◆ **EXERCISE**
Retype the material word for word.

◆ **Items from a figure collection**
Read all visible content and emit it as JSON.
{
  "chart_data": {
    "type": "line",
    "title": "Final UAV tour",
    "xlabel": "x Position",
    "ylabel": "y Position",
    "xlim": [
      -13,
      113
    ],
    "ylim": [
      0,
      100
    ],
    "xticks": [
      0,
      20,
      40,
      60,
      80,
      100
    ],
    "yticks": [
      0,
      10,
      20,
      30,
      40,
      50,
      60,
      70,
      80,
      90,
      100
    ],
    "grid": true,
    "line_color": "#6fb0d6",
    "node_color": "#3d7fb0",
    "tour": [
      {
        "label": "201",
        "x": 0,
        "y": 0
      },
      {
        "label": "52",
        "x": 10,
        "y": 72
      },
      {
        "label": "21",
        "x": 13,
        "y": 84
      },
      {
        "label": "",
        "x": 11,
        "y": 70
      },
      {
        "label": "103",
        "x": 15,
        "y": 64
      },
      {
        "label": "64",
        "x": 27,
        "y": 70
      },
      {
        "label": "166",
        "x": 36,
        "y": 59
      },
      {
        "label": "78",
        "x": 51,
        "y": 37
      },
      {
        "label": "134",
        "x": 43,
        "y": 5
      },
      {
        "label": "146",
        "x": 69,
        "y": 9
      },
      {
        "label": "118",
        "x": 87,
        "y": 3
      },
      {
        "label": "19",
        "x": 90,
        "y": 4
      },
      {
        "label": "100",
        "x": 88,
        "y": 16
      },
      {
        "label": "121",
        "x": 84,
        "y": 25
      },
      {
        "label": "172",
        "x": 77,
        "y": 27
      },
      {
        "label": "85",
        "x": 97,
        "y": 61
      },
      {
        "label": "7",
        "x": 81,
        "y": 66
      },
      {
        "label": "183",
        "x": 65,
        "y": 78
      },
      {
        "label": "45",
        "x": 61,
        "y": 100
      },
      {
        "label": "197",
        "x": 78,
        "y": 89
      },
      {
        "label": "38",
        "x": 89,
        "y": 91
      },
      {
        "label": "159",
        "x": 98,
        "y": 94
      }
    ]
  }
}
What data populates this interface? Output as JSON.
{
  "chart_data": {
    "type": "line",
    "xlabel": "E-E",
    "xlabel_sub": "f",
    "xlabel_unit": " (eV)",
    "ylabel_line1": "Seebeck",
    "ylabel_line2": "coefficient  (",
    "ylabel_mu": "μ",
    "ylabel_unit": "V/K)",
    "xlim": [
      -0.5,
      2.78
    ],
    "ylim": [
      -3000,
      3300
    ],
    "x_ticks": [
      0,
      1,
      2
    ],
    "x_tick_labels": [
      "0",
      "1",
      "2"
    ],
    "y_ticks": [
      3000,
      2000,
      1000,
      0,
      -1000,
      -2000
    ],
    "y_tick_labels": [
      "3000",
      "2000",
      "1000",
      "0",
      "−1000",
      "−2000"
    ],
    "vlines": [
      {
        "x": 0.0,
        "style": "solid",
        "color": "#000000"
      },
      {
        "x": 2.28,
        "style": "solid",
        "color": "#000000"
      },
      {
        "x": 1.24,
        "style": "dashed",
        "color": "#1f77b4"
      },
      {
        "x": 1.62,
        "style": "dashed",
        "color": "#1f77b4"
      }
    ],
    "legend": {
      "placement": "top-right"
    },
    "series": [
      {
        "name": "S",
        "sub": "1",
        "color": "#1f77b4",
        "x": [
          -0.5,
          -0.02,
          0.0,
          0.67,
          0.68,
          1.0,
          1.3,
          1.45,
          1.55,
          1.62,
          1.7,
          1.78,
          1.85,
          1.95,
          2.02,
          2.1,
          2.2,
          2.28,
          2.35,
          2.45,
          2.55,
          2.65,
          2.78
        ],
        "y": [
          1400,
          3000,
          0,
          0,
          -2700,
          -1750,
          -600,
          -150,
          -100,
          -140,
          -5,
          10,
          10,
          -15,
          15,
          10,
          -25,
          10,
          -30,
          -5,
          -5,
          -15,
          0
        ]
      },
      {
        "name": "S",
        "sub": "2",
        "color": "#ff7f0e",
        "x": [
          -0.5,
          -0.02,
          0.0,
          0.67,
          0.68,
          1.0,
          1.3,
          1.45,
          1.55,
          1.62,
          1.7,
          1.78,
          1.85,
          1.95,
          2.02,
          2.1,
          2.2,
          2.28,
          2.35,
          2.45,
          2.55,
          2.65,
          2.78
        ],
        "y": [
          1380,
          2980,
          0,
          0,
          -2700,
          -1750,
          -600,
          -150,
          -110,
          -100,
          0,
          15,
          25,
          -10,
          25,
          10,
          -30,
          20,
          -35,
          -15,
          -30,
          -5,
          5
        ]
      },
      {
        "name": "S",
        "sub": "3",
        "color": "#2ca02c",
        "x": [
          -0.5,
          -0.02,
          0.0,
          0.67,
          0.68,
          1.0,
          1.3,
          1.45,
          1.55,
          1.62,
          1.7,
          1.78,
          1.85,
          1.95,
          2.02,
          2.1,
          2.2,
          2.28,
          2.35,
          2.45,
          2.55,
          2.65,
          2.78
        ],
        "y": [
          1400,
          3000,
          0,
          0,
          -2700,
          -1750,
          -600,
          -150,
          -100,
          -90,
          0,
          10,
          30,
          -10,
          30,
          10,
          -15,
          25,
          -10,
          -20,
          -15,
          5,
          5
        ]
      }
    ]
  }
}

◆ **RESULT FOR THIS EXERCISE**
Read all visible content and emit it as JSON.
{
  "chart_data": {
    "type": "line",
    "title": "Final UAV tour",
    "xlabel": "x Position",
    "ylabel": "y Position",
    "xlim": [
      -13,
      113
    ],
    "ylim": [
      0,
      100
    ],
    "xticks": [
      0,
      20,
      40,
      60,
      80,
      100
    ],
    "yticks": [
      0,
      10,
      20,
      30,
      40,
      50,
      60,
      70,
      80,
      90,
      100
    ],
    "grid": true,
    "line_color": "#6fb0d6",
    "node_color": "#3d7fb0",
    "tour": [
      {
        "label": "201",
        "x": 0,
        "y": 0
      },
      {
        "label": "52",
        "x": 10,
        "y": 72
      },
      {
        "label": "21",
        "x": 13,
        "y": 84
      },
      {
        "label": "",
        "x": 11,
        "y": 70
      },
      {
        "label": "103",
        "x": 15,
        "y": 64
      },
      {
        "label": "64",
        "x": 27,
        "y": 70
      },
      {
        "label": "166",
        "x": 36,
        "y": 59
      },
      {
        "label": "78",
        "x": 51,
        "y": 37
      },
      {
        "label": "134",
        "x": 43,
        "y": 5
      },
      {
        "label": "146",
        "x": 69,
        "y": 9
      },
      {
        "label": "118",
        "x": 87,
        "y": 3
      },
      {
        "label": "19",
        "x": 90,
        "y": 4
      },
      {
        "label": "100",
        "x": 88,
        "y": 16
      },
      {
        "label": "121",
        "x": 84,
        "y": 25
      },
      {
        "label": "172",
        "x": 77,
        "y": 27
      },
      {
        "label": "85",
        "x": 97,
        "y": 61
      },
      {
        "label": "7",
        "x": 81,
        "y": 66
      },
      {
        "label": "183",
        "x": 65,
        "y": 78
      },
      {
        "label": "45",
        "x": 61,
        "y": 100
      },
      {
        "label": "197",
        "x": 78,
        "y": 89
      },
      {
        "label": "38",
        "x": 89,
        "y": 91
      },
      {
        "label": "159",
        "x": 98,
        "y": 94
      }
    ]
  }
}
What data populates this interface? Output as JSON.
{
  "chart_data": {
    "type": "line",
    "xlabel": "E-E",
    "xlabel_sub": "f",
    "xlabel_unit": " (eV)",
    "ylabel_line1": "Seebeck",
    "ylabel_line2": "coefficient  (",
    "ylabel_mu": "μ",
    "ylabel_unit": "V/K)",
    "xlim": [
      -0.5,
      2.78
    ],
    "ylim": [
      -3000,
      3300
    ],
    "x_ticks": [
      0,
      1,
      2
    ],
    "x_tick_labels": [
      "0",
      "1",
      "2"
    ],
    "y_ticks": [
      3000,
      2000,
      1000,
      0,
      -1000,
      -2000
    ],
    "y_tick_labels": [
      "3000",
      "2000",
      "1000",
      "0",
      "−1000",
      "−2000"
    ],
    "vlines": [
      {
        "x": 0.0,
        "style": "solid",
        "color": "#000000"
      },
      {
        "x": 2.28,
        "style": "solid",
        "color": "#000000"
      },
      {
        "x": 1.24,
        "style": "dashed",
        "color": "#1f77b4"
      },
      {
        "x": 1.62,
        "style": "dashed",
        "color": "#1f77b4"
      }
    ],
    "legend": {
      "placement": "top-right"
    },
    "series": [
      {
        "name": "S",
        "sub": "1",
        "color": "#1f77b4",
        "x": [
          -0.5,
          -0.02,
          0.0,
          0.67,
          0.68,
          1.0,
          1.3,
          1.45,
          1.55,
          1.62,
          1.7,
          1.78,
          1.85,
          1.95,
          2.02,
          2.1,
          2.2,
          2.28,
          2.35,
          2.45,
          2.55,
          2.65,
          2.78
        ],
        "y": [
          1400,
          3000,
          0,
          0,
          -2700,
          -1750,
          -600,
          -150,
          -100,
          -140,
          -5,
          10,
          10,
          -15,
          15,
          10,
          -25,
          10,
          -30,
          -5,
          -5,
          -15,
          0
        ]
      },
      {
        "name": "S",
        "sub": "2",
        "color": "#ff7f0e",
        "x": [
          -0.5,
          -0.02,
          0.0,
          0.67,
          0.68,
          1.0,
          1.3,
          1.45,
          1.55,
          1.62,
          1.7,
          1.78,
          1.85,
          1.95,
          2.02,
          2.1,
          2.2,
          2.28,
          2.35,
          2.45,
          2.55,
          2.65,
          2.78
        ],
        "y": [
          1380,
          2980,
          0,
          0,
          -2700,
          -1750,
          -600,
          -150,
          -110,
          -100,
          0,
          15,
          25,
          -10,
          25,
          10,
          -30,
          20,
          -35,
          -15,
          -30,
          -5,
          5
        ]
      },
      {
        "name": "S",
        "sub": "3",
        "color": "#2ca02c",
        "x": [
          -0.5,
          -0.02,
          0.0,
          0.67,
          0.68,
          1.0,
          1.3,
          1.45,
          1.55,
          1.62,
          1.7,
          1.78,
          1.85,
          1.95,
          2.02,
          2.1,
          2.2,
          2.28,
          2.35,
          2.45,
          2.55,
          2.65,
          2.78
        ],
        "y": [
          1400,
          3000,
          0,
          0,
          -2700,
          -1750,
          -600,
          -150,
          -100,
          -90,
          0,
          10,
          30,
          -10,
          30,
          10,
          -15,
          25,
          -10,
          -20,
          -15,
          5,
          5
        ]
      }
    ]
  }
}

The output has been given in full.